** start Available data **

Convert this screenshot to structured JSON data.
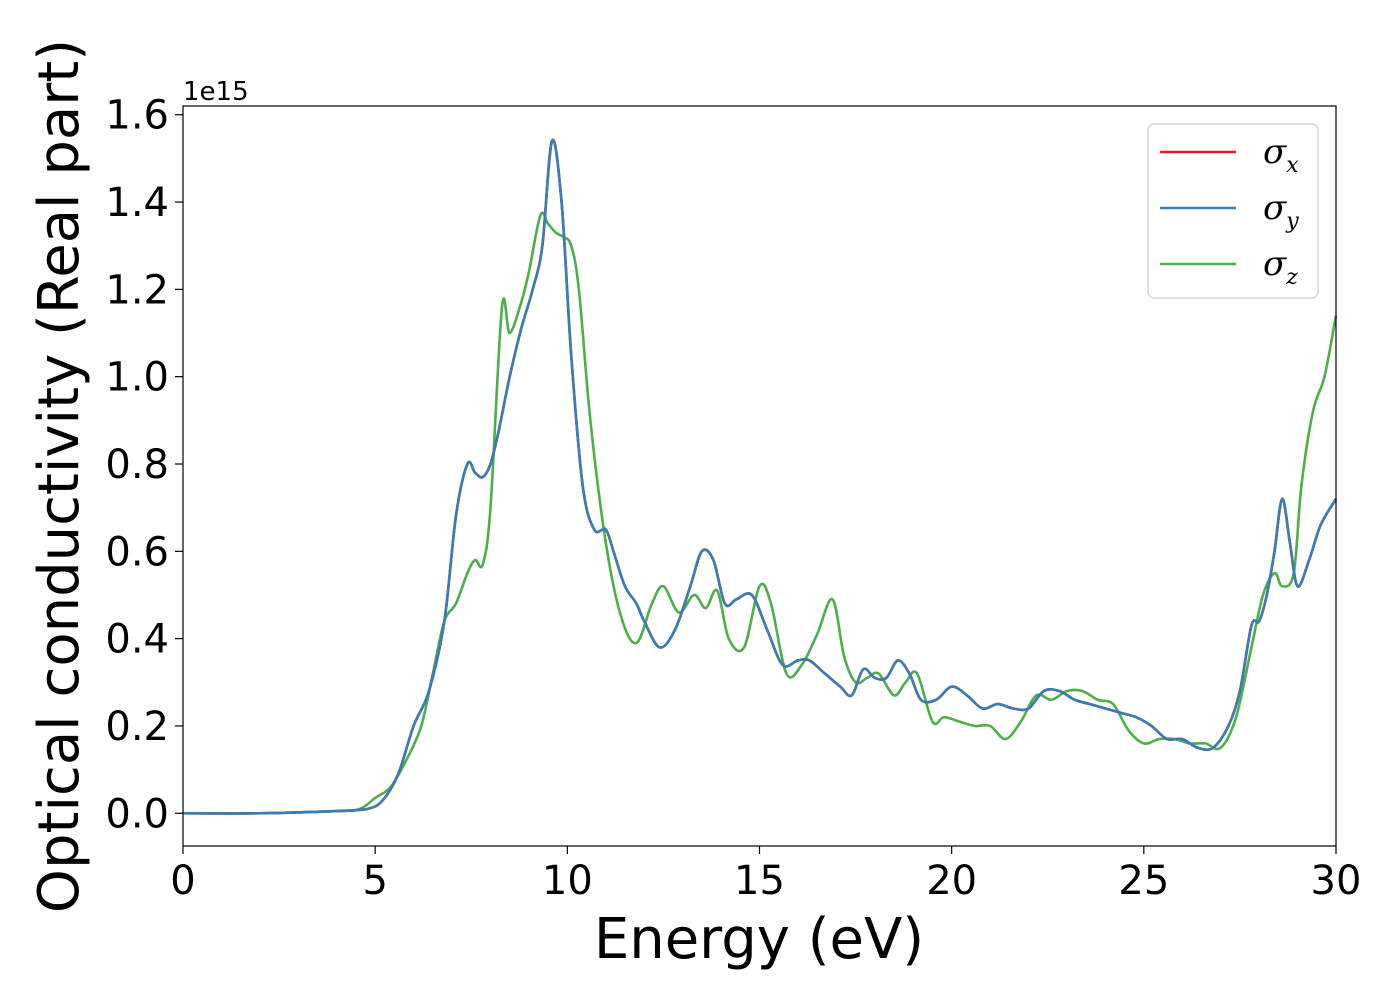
{
  "chart_data": {
    "type": "line",
    "xlabel": "Energy (eV)",
    "ylabel": "Optical conductivity (Real part)",
    "y_offset_text": "1e15",
    "y_multiplier": 1000000000000000.0,
    "xlim": [
      0,
      30
    ],
    "ylim": [
      -0.075,
      1.62
    ],
    "x_ticks": [
      0,
      5,
      10,
      15,
      20,
      25,
      30
    ],
    "x_tick_labels": [
      "0",
      "5",
      "10",
      "15",
      "20",
      "25",
      "30"
    ],
    "y_ticks": [
      0.0,
      0.2,
      0.4,
      0.6,
      0.8,
      1.0,
      1.2,
      1.4,
      1.6
    ],
    "y_tick_labels": [
      "0.0",
      "0.2",
      "0.4",
      "0.6",
      "0.8",
      "1.0",
      "1.2",
      "1.4",
      "1.6"
    ],
    "grid": false,
    "legend_position": "top-right",
    "series": [
      {
        "name": "σx",
        "symbol": "σ",
        "subscript": "x",
        "color": "#e41a1c",
        "x": [
          0,
          2,
          4,
          4.8,
          5.2,
          5.6,
          6.0,
          6.4,
          6.8,
          7.1,
          7.4,
          7.6,
          7.8,
          8.0,
          8.2,
          8.5,
          8.8,
          9.1,
          9.35,
          9.6,
          9.85,
          10.1,
          10.4,
          10.7,
          11.0,
          11.2,
          11.5,
          11.8,
          12.0,
          12.4,
          12.8,
          13.2,
          13.5,
          13.8,
          14.1,
          14.4,
          14.8,
          15.2,
          15.6,
          16.0,
          16.3,
          16.7,
          17.1,
          17.4,
          17.7,
          18.0,
          18.3,
          18.6,
          18.9,
          19.2,
          19.6,
          20.0,
          20.4,
          20.8,
          21.2,
          21.6,
          22.0,
          22.4,
          22.8,
          23.2,
          23.6,
          24.0,
          24.4,
          24.8,
          25.2,
          25.6,
          26.0,
          26.4,
          26.8,
          27.2,
          27.5,
          27.8,
          28.0,
          28.2,
          28.4,
          28.6,
          28.8,
          29.0,
          29.3,
          29.6,
          30.0
        ],
        "y": [
          0.0,
          0.0,
          0.005,
          0.01,
          0.03,
          0.09,
          0.2,
          0.28,
          0.44,
          0.68,
          0.8,
          0.78,
          0.77,
          0.8,
          0.87,
          1.0,
          1.11,
          1.2,
          1.3,
          1.54,
          1.4,
          1.05,
          0.75,
          0.65,
          0.65,
          0.6,
          0.52,
          0.48,
          0.44,
          0.38,
          0.42,
          0.52,
          0.6,
          0.58,
          0.48,
          0.49,
          0.5,
          0.42,
          0.34,
          0.35,
          0.35,
          0.32,
          0.29,
          0.27,
          0.33,
          0.31,
          0.31,
          0.35,
          0.32,
          0.26,
          0.26,
          0.29,
          0.27,
          0.24,
          0.25,
          0.24,
          0.24,
          0.28,
          0.28,
          0.26,
          0.25,
          0.24,
          0.23,
          0.22,
          0.2,
          0.17,
          0.17,
          0.15,
          0.15,
          0.2,
          0.28,
          0.43,
          0.44,
          0.5,
          0.6,
          0.72,
          0.62,
          0.52,
          0.58,
          0.66,
          0.72
        ]
      },
      {
        "name": "σy",
        "symbol": "σ",
        "subscript": "y",
        "color": "#377eb8",
        "x": [
          0,
          2,
          4,
          4.8,
          5.2,
          5.6,
          6.0,
          6.4,
          6.8,
          7.1,
          7.4,
          7.6,
          7.8,
          8.0,
          8.2,
          8.5,
          8.8,
          9.1,
          9.35,
          9.6,
          9.85,
          10.1,
          10.4,
          10.7,
          11.0,
          11.2,
          11.5,
          11.8,
          12.0,
          12.4,
          12.8,
          13.2,
          13.5,
          13.8,
          14.1,
          14.4,
          14.8,
          15.2,
          15.6,
          16.0,
          16.3,
          16.7,
          17.1,
          17.4,
          17.7,
          18.0,
          18.3,
          18.6,
          18.9,
          19.2,
          19.6,
          20.0,
          20.4,
          20.8,
          21.2,
          21.6,
          22.0,
          22.4,
          22.8,
          23.2,
          23.6,
          24.0,
          24.4,
          24.8,
          25.2,
          25.6,
          26.0,
          26.4,
          26.8,
          27.2,
          27.5,
          27.8,
          28.0,
          28.2,
          28.4,
          28.6,
          28.8,
          29.0,
          29.3,
          29.6,
          30.0
        ],
        "y": [
          0.0,
          0.0,
          0.005,
          0.01,
          0.03,
          0.09,
          0.2,
          0.28,
          0.44,
          0.68,
          0.8,
          0.78,
          0.77,
          0.8,
          0.87,
          1.0,
          1.11,
          1.2,
          1.3,
          1.54,
          1.4,
          1.05,
          0.75,
          0.65,
          0.65,
          0.6,
          0.52,
          0.48,
          0.44,
          0.38,
          0.42,
          0.52,
          0.6,
          0.58,
          0.48,
          0.49,
          0.5,
          0.42,
          0.34,
          0.35,
          0.35,
          0.32,
          0.29,
          0.27,
          0.33,
          0.31,
          0.31,
          0.35,
          0.32,
          0.26,
          0.26,
          0.29,
          0.27,
          0.24,
          0.25,
          0.24,
          0.24,
          0.28,
          0.28,
          0.26,
          0.25,
          0.24,
          0.23,
          0.22,
          0.2,
          0.17,
          0.17,
          0.15,
          0.15,
          0.2,
          0.28,
          0.43,
          0.44,
          0.5,
          0.6,
          0.72,
          0.62,
          0.52,
          0.58,
          0.66,
          0.72
        ]
      },
      {
        "name": "σz",
        "symbol": "σ",
        "subscript": "z",
        "color": "#4daf4a",
        "x": [
          0,
          2,
          4,
          4.6,
          5.0,
          5.4,
          5.8,
          6.2,
          6.5,
          6.8,
          7.1,
          7.4,
          7.6,
          7.8,
          8.0,
          8.3,
          8.5,
          8.8,
          9.0,
          9.3,
          9.5,
          9.7,
          9.9,
          10.1,
          10.3,
          10.6,
          11.0,
          11.4,
          11.8,
          12.2,
          12.5,
          12.9,
          13.3,
          13.6,
          13.9,
          14.2,
          14.6,
          15.0,
          15.3,
          15.7,
          16.1,
          16.5,
          16.9,
          17.2,
          17.5,
          17.8,
          18.1,
          18.5,
          18.8,
          19.1,
          19.5,
          19.8,
          20.2,
          20.6,
          21.0,
          21.4,
          21.8,
          22.2,
          22.6,
          23.0,
          23.4,
          23.8,
          24.2,
          24.6,
          25.0,
          25.4,
          25.8,
          26.2,
          26.6,
          27.0,
          27.4,
          27.8,
          28.1,
          28.4,
          28.6,
          28.9,
          29.1,
          29.4,
          29.7,
          30.0
        ],
        "y": [
          0.0,
          0.0,
          0.005,
          0.01,
          0.035,
          0.06,
          0.12,
          0.2,
          0.32,
          0.44,
          0.48,
          0.55,
          0.58,
          0.57,
          0.7,
          1.16,
          1.1,
          1.17,
          1.24,
          1.37,
          1.35,
          1.33,
          1.32,
          1.3,
          1.2,
          0.9,
          0.62,
          0.45,
          0.39,
          0.48,
          0.52,
          0.46,
          0.5,
          0.47,
          0.51,
          0.4,
          0.38,
          0.52,
          0.48,
          0.32,
          0.34,
          0.41,
          0.49,
          0.36,
          0.3,
          0.31,
          0.32,
          0.27,
          0.3,
          0.32,
          0.21,
          0.22,
          0.21,
          0.2,
          0.2,
          0.17,
          0.21,
          0.27,
          0.26,
          0.28,
          0.28,
          0.26,
          0.25,
          0.19,
          0.16,
          0.17,
          0.17,
          0.16,
          0.16,
          0.15,
          0.22,
          0.38,
          0.5,
          0.55,
          0.52,
          0.55,
          0.75,
          0.92,
          1.0,
          1.14
        ]
      }
    ]
  }
}
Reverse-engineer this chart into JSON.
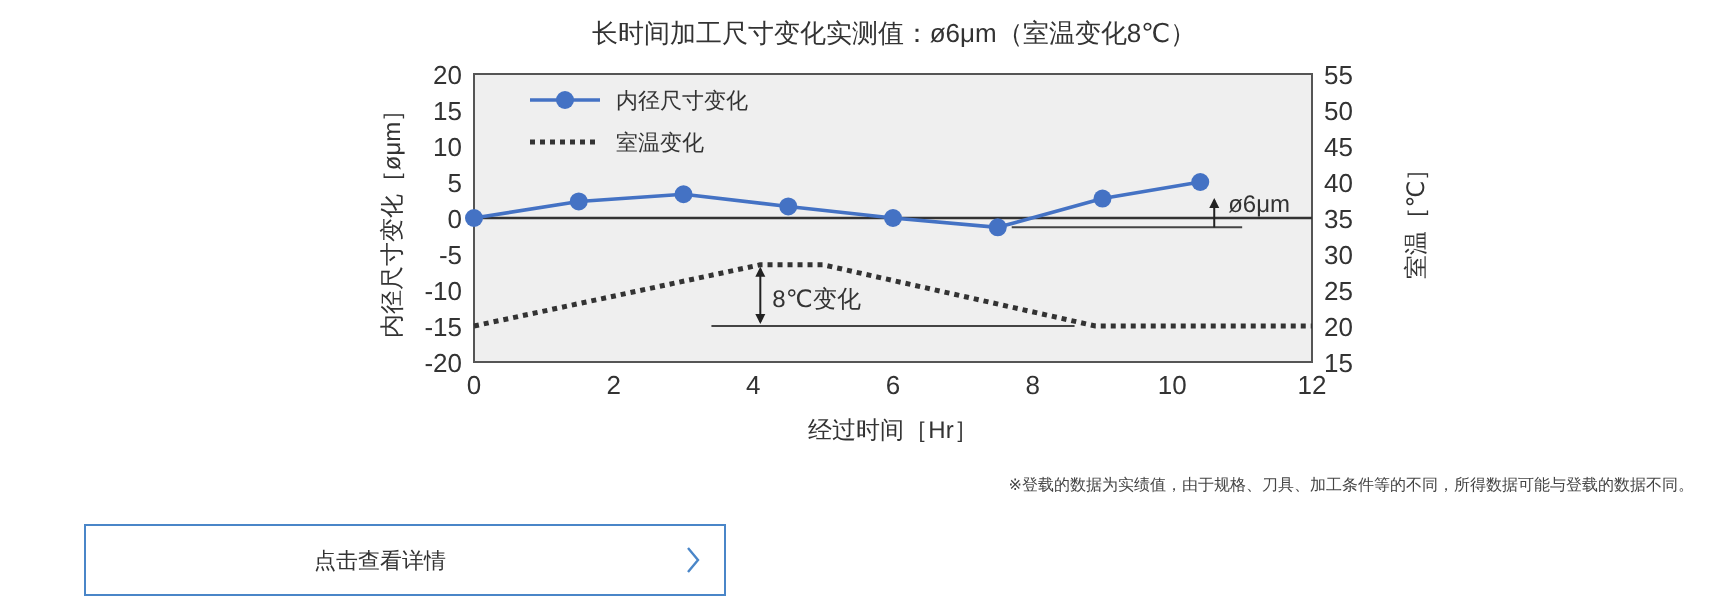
{
  "chart_data": {
    "type": "line",
    "title": "长时间加工尺寸变化实测值：ø6μm（室温变化8℃）",
    "xlabel": "经过时间［Hr］",
    "ylabel": "内径尺寸变化［øμm］",
    "y2label": "室温［℃］",
    "xlim": [
      0,
      12
    ],
    "xticks": [
      0,
      2,
      4,
      6,
      8,
      10,
      12
    ],
    "ylim": [
      -20,
      20
    ],
    "yticks": [
      -20,
      -15,
      -10,
      -5,
      0,
      5,
      10,
      15,
      20
    ],
    "y2lim": [
      15,
      55
    ],
    "y2ticks": [
      15,
      20,
      25,
      30,
      35,
      40,
      45,
      50,
      55
    ],
    "grid": false,
    "legend": "top left",
    "series": [
      {
        "name": "内径尺寸变化",
        "color": "#4472c4",
        "marker": "circle",
        "line_style": "solid",
        "x": [
          0,
          1.5,
          3,
          4.5,
          6,
          7.5,
          9,
          10.4
        ],
        "values": [
          0,
          2.3,
          3.3,
          1.6,
          0,
          -1.3,
          2.7,
          5
        ]
      },
      {
        "name": "室温变化",
        "color": "#333333",
        "marker": "none",
        "line_style": "dotted",
        "axis": "y2",
        "x": [
          0,
          4.1,
          5,
          8.9,
          12
        ],
        "values": [
          20,
          28.5,
          28.5,
          20,
          20
        ]
      }
    ],
    "ref_lines": [
      {
        "axis": "y",
        "value": 0,
        "color": "#333333"
      },
      {
        "axis": "y",
        "value": -1.3,
        "color": "#444444"
      },
      {
        "axis": "y2",
        "value": 20,
        "color": "#444444"
      }
    ],
    "annotations": [
      "ø6μm",
      "8℃变化",
      "※登载的数据为实绩值，由于规格、刀具、加工条件等的不同，所得数据可能与登载的数据不同。",
      "点击查看详情"
    ]
  }
}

** end Available data **

__Given instruction__
Pick out the lines containing the word "JSON" and show them.

__Exercise result__
Convert this screenshot to structured JSON data.
Reverse-engineer this chart into JSON.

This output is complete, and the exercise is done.